*** Data to process Section Begins ***

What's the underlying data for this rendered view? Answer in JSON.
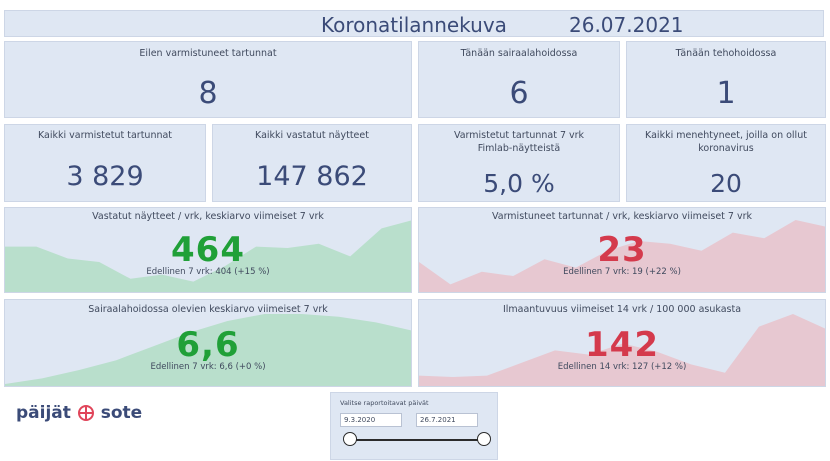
{
  "header": {
    "title": "Koronatilannekuva",
    "date": "26.07.2021"
  },
  "tiles": {
    "yesterday_confirmed": {
      "label": "Eilen varmistuneet tartunnat",
      "value": "8"
    },
    "hospital": {
      "label": "Tänään sairaalahoidossa",
      "value": "6"
    },
    "icu": {
      "label": "Tänään tehohoidossa",
      "value": "1"
    },
    "all_confirmed": {
      "label": "Kaikki varmistetut tartunnat",
      "value": "3 829"
    },
    "all_tests": {
      "label": "Kaikki vastatut näytteet",
      "value": "147 862"
    },
    "positivity": {
      "label": "Varmistetut tartunnat 7 vrk\nFimlab-näytteistä",
      "value": "5,0 %"
    },
    "deaths": {
      "label": "Kaikki menehtyneet, joilla on ollut\nkoronavirus",
      "value": "20"
    }
  },
  "trends": {
    "tests": {
      "label": "Vastatut näytteet / vrk, keskiarvo viimeiset 7 vrk",
      "value": "464",
      "previous": "Edellinen 7 vrk: 404 (+15 %)",
      "color": "#20a038",
      "fill": "#b9dfcc",
      "series": [
        0.62,
        0.62,
        0.45,
        0.4,
        0.16,
        0.22,
        0.12,
        0.34,
        0.62,
        0.6,
        0.66,
        0.48,
        0.88,
        1.0
      ]
    },
    "cases": {
      "label": "Varmistuneet tartunnat / vrk, keskiarvo viimeiset 7 vrk",
      "value": "23",
      "previous": "Edellinen 7 vrk: 19 (+22 %)",
      "color": "#d43a4c",
      "fill": "#e7c8d1",
      "series": [
        0.4,
        0.08,
        0.26,
        0.2,
        0.44,
        0.32,
        0.56,
        0.7,
        0.66,
        0.56,
        0.82,
        0.74,
        1.0,
        0.9
      ]
    },
    "hospital_avg": {
      "label": "Sairaalahoidossa olevien keskiarvo viimeiset 7 vrk",
      "value": "6,6",
      "previous": "Edellinen 7 vrk: 6,6 (+0 %)",
      "color": "#20a038",
      "fill": "#b9dfcc",
      "series": [
        0.0,
        0.08,
        0.2,
        0.34,
        0.54,
        0.74,
        0.9,
        1.0,
        1.0,
        0.96,
        0.88,
        0.76
      ]
    },
    "incidence": {
      "label": "Ilmaantuvuus viimeiset 14 vrk / 100 000 asukasta",
      "value": "142",
      "previous": "Edellinen 14 vrk: 127 (+12 %)",
      "color": "#d43a4c",
      "fill": "#e7c8d1",
      "series": [
        0.12,
        0.1,
        0.12,
        0.3,
        0.48,
        0.42,
        0.58,
        0.46,
        0.28,
        0.16,
        0.82,
        1.0,
        0.78
      ]
    }
  },
  "logo": {
    "part1": "päijät",
    "part2": "sote"
  },
  "slicer": {
    "caption": "Valitse raportoitavat päivät",
    "start": "9.3.2020",
    "end": "26.7.2021"
  }
}
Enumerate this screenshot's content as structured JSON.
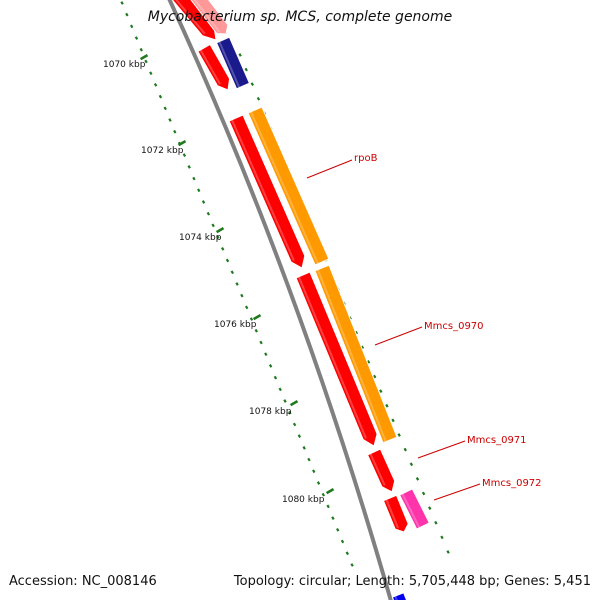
{
  "title": "Mycobacterium sp. MCS, complete genome",
  "footer": {
    "accession": "Accession: NC_008146",
    "summary": "Topology: circular; Length: 5,705,448 bp; Genes: 5,451"
  },
  "colors": {
    "backbone": "#808080",
    "tick": "#1f7a1f",
    "label": "#cc0000",
    "gene_red": "#ff0000",
    "gene_orange": "#ff9900",
    "gene_navy": "#1a1a8c",
    "gene_pink": "#ff33aa",
    "gene_blue": "#0000ee"
  },
  "scale": {
    "labels": [
      {
        "text": "1070 kbp"
      },
      {
        "text": "1072 kbp"
      },
      {
        "text": "1074 kbp"
      },
      {
        "text": "1076 kbp"
      },
      {
        "text": "1078 kbp"
      },
      {
        "text": "1080 kbp"
      }
    ]
  },
  "genes": [
    {
      "track": "inner",
      "color": "#ff0000"
    },
    {
      "track": "outer",
      "color": "#ff9999"
    },
    {
      "track": "inner",
      "color": "#ff0000"
    },
    {
      "track": "outer",
      "color": "#1a1a8c"
    },
    {
      "track": "inner",
      "color": "#ff0000"
    },
    {
      "track": "outer",
      "color": "#ff9900"
    },
    {
      "track": "inner",
      "color": "#ff0000"
    },
    {
      "track": "outer",
      "color": "#ff9900"
    },
    {
      "track": "inner",
      "color": "#ff0000"
    },
    {
      "track": "inner",
      "color": "#ff0000"
    },
    {
      "track": "outer",
      "color": "#ff33aa"
    },
    {
      "track": "inner",
      "color": "#0000ee"
    }
  ],
  "gene_labels": [
    {
      "text": "rpoB"
    },
    {
      "text": "Mmcs_0970"
    },
    {
      "text": "Mmcs_0971"
    },
    {
      "text": "Mmcs_0972"
    }
  ]
}
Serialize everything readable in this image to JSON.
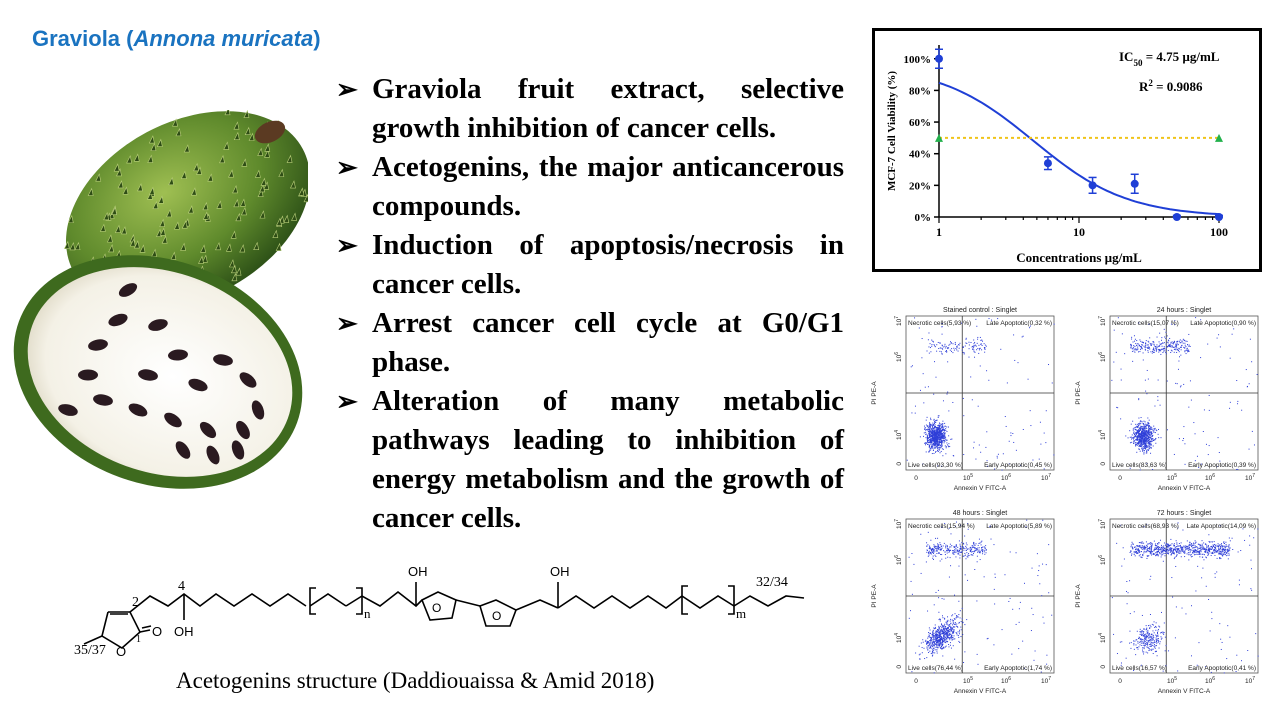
{
  "title": {
    "main": "Graviola (",
    "scientific": "Annona muricata",
    "close": ")"
  },
  "bullets": [
    "Graviola fruit extract, selective growth inhibition of cancer cells.",
    "Acetogenins, the major anticancerous compounds.",
    "Induction of apoptosis/necrosis in cancer cells.",
    "Arrest cancer cell cycle at G0/G1 phase.",
    "Alteration of many metabolic pathways leading to inhibition of energy metabolism and the growth of cancer cells."
  ],
  "bullet_glyph": "➢",
  "chart_data": {
    "type": "scatter",
    "title": "",
    "xlabel": "Concentrations µg/mL",
    "ylabel": "MCF-7 Cell Viability (%)",
    "xscale": "log",
    "xlim": [
      1,
      100
    ],
    "ylim": [
      0,
      100
    ],
    "xticks": [
      "1",
      "10",
      "100"
    ],
    "yticks": [
      "0%",
      "20%",
      "40%",
      "60%",
      "80%",
      "100%"
    ],
    "annotations": [
      "IC50 = 4.75 µg/mL",
      "R2 = 0.9086"
    ],
    "ic50_label": "IC",
    "ic50_sub": "50",
    "ic50_value": " = 4.75 µg/mL",
    "r2_label": "R",
    "r2_sup": "2",
    "r2_value": " = 0.9086",
    "series": [
      {
        "x": [
          1,
          6,
          12.5,
          25,
          50,
          100
        ],
        "y": [
          100,
          34,
          20,
          21,
          0,
          0
        ],
        "err": [
          6,
          4,
          5,
          6,
          1,
          1
        ],
        "color": "#1f3fd6"
      }
    ],
    "fit": {
      "ic50": 4.75,
      "top": 96,
      "bottom": 0,
      "hill": 1.3,
      "color": "#1f3fd6"
    },
    "reference": {
      "x": [
        1,
        100
      ],
      "y": [
        50,
        50
      ],
      "color": "#f0c419",
      "marker_color": "#22b14c"
    }
  },
  "flow_panels": [
    {
      "title": "Stained control : Singlet",
      "ul": "Necrotic cells(5,93 %)",
      "ur": "Late Apoptotic(0,32 %)",
      "ll": "Live cells(93,30 %)",
      "lr": "Early Apoptotic(0,45 %)",
      "xlabel": "Annexin V FITC-A",
      "ylabel": "PI PE-A"
    },
    {
      "title": "24 hours : Singlet",
      "ul": "Necrotic cells(15,07 %)",
      "ur": "Late Apoptotic(0,90 %)",
      "ll": "Live cells(83,63 %)",
      "lr": "Early Apoptotic(0,39 %)",
      "xlabel": "Annexin V FITC-A",
      "ylabel": "PI PE-A"
    },
    {
      "title": "48 hours : Singlet",
      "ul": "Necrotic cells(15,94 %)",
      "ur": "Late Apoptotic(5,89 %)",
      "ll": "Live cells(76,44 %)",
      "lr": "Early Apoptotic(1,74 %)",
      "xlabel": "Annexin V FITC-A",
      "ylabel": "PI PE-A"
    },
    {
      "title": "72 hours : Singlet",
      "ul": "Necrotic cells(68,93 %)",
      "ur": "Late Apoptotic(14,09 %)",
      "ll": "Live cells(16,57 %)",
      "lr": "Early Apoptotic(0,41 %)",
      "xlabel": "Annexin V FITC-A",
      "ylabel": "PI PE-A"
    }
  ],
  "flow_ticks": {
    "x": [
      "0",
      "10",
      "10",
      "10"
    ],
    "x_exp": [
      "",
      "5",
      "6",
      "7"
    ],
    "y": [
      "0",
      "10",
      "10",
      "10"
    ],
    "y_exp": [
      "",
      "4",
      "6",
      "7"
    ]
  },
  "structure": {
    "labels": [
      "2",
      "4",
      "OH",
      "OH",
      "OH",
      "O",
      "O",
      "O",
      "O",
      "n",
      "m",
      "32/34",
      "35/37",
      "1"
    ]
  },
  "caption": "Acetogenins structure (Daddiouaissa & Amid 2018)"
}
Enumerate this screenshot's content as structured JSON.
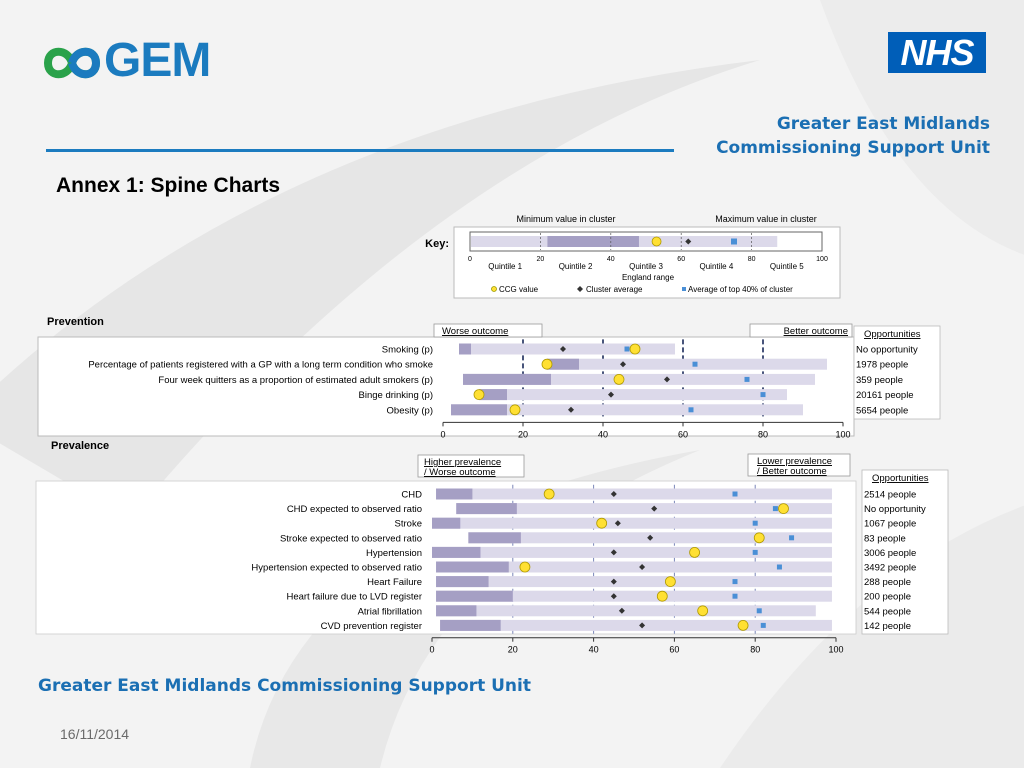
{
  "header": {
    "gem_logo_text": "GEM",
    "nhs_logo_text": "NHS",
    "org_line1": "Greater East Midlands",
    "org_line2": "Commissioning Support Unit",
    "title": "Annex 1: Spine Charts"
  },
  "footer": {
    "org": "Greater East Midlands Commissioning Support Unit",
    "date": "16/11/2014"
  },
  "colors": {
    "brand_blue": "#1b7bbf",
    "nhs_blue": "#005eb8",
    "range_bar": "#dcd9ea",
    "cluster_bar": "#a59fc4",
    "ccg_marker": "#ffe033",
    "cluster_avg_marker": "#333333",
    "top40_marker": "#4a8fd6"
  },
  "chart_data": [
    {
      "type": "key",
      "key_label": "Key:",
      "min_label": "Minimum value in cluster",
      "max_label": "Maximum value in cluster",
      "ticks": [
        "0",
        "20",
        "40",
        "60",
        "80",
        "100"
      ],
      "quintiles": [
        "Quintile 1",
        "Quintile 2",
        "Quintile 3",
        "Quintile 4",
        "Quintile 5"
      ],
      "axis_label": "England range",
      "example": {
        "range": [
          0,
          87
        ],
        "cluster": [
          22,
          48
        ],
        "ccg": 53,
        "avg": 62,
        "top": 75
      },
      "legend": {
        "ccg": "CCG value",
        "avg": "Cluster average",
        "top": "Average of top 40% of cluster"
      }
    },
    {
      "type": "spine",
      "section": "Prevention",
      "worse_label": "Worse outcome",
      "better_label": "Better outcome",
      "opportunities_header": "Opportunities",
      "xlim": [
        0,
        100
      ],
      "ticks": [
        "0",
        "20",
        "40",
        "60",
        "80",
        "100"
      ],
      "rows": [
        {
          "label": "Smoking (p)",
          "range": [
            4,
            58
          ],
          "cluster": [
            4,
            7
          ],
          "ccg": 48,
          "avg": 30,
          "top": 46,
          "opportunity": "No opportunity"
        },
        {
          "label": "Percentage of patients registered with a GP with a long term condition who smoke",
          "range": [
            26,
            96
          ],
          "cluster": [
            26,
            34
          ],
          "ccg": 26,
          "avg": 45,
          "top": 63,
          "opportunity": "1978  people"
        },
        {
          "label": "Four week quitters as a proportion of estimated adult smokers (p)",
          "range": [
            5,
            93
          ],
          "cluster": [
            5,
            27
          ],
          "ccg": 44,
          "avg": 56,
          "top": 76,
          "opportunity": "359  people"
        },
        {
          "label": "Binge drinking (p)",
          "range": [
            9,
            86
          ],
          "cluster": [
            9,
            16
          ],
          "ccg": 9,
          "avg": 42,
          "top": 80,
          "opportunity": "20161  people"
        },
        {
          "label": "Obesity (p)",
          "range": [
            2,
            90
          ],
          "cluster": [
            2,
            16
          ],
          "ccg": 18,
          "avg": 32,
          "top": 62,
          "opportunity": "5654  people"
        }
      ]
    },
    {
      "type": "spine",
      "section": "Prevalence",
      "worse_label": "Higher prevalence / Worse outcome",
      "better_label": "Lower  prevalence / Better outcome",
      "opportunities_header": "Opportunities",
      "xlim": [
        0,
        100
      ],
      "ticks": [
        "0",
        "20",
        "40",
        "60",
        "80",
        "100"
      ],
      "rows": [
        {
          "label": "CHD",
          "range": [
            1,
            99
          ],
          "cluster": [
            1,
            10
          ],
          "ccg": 29,
          "avg": 45,
          "top": 75,
          "opportunity": "2514  people"
        },
        {
          "label": "CHD expected to observed ratio",
          "range": [
            6,
            99
          ],
          "cluster": [
            6,
            21
          ],
          "ccg": 87,
          "avg": 55,
          "top": 85,
          "opportunity": "No opportunity"
        },
        {
          "label": "Stroke",
          "range": [
            0,
            99
          ],
          "cluster": [
            0,
            7
          ],
          "ccg": 42,
          "avg": 46,
          "top": 80,
          "opportunity": "1067  people"
        },
        {
          "label": "Stroke expected to observed ratio",
          "range": [
            9,
            99
          ],
          "cluster": [
            9,
            22
          ],
          "ccg": 81,
          "avg": 54,
          "top": 89,
          "opportunity": "83  people"
        },
        {
          "label": "Hypertension",
          "range": [
            0,
            99
          ],
          "cluster": [
            0,
            12
          ],
          "ccg": 65,
          "avg": 45,
          "top": 80,
          "opportunity": "3006  people"
        },
        {
          "label": "Hypertension expected to observed ratio",
          "range": [
            1,
            99
          ],
          "cluster": [
            1,
            19
          ],
          "ccg": 23,
          "avg": 52,
          "top": 86,
          "opportunity": "3492  people"
        },
        {
          "label": "Heart Failure",
          "range": [
            1,
            99
          ],
          "cluster": [
            1,
            14
          ],
          "ccg": 59,
          "avg": 45,
          "top": 75,
          "opportunity": "288  people"
        },
        {
          "label": "Heart failure due to LVD register",
          "range": [
            1,
            99
          ],
          "cluster": [
            1,
            20
          ],
          "ccg": 57,
          "avg": 45,
          "top": 75,
          "opportunity": "200  people"
        },
        {
          "label": "Atrial fibrillation",
          "range": [
            1,
            95
          ],
          "cluster": [
            1,
            11
          ],
          "ccg": 67,
          "avg": 47,
          "top": 81,
          "opportunity": "544  people"
        },
        {
          "label": "CVD prevention register",
          "range": [
            2,
            99
          ],
          "cluster": [
            2,
            17
          ],
          "ccg": 77,
          "avg": 52,
          "top": 82,
          "opportunity": "142  people"
        }
      ]
    }
  ]
}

*** Data to process Section Ends ***

__Problem to work on__: Where the string "Tänään" shows up in the listing above, copy the line that holds it.

__Expected output__:
      "label": "Tänään sairaalahoidossa",
      "label": "Tänään tehohoidossa",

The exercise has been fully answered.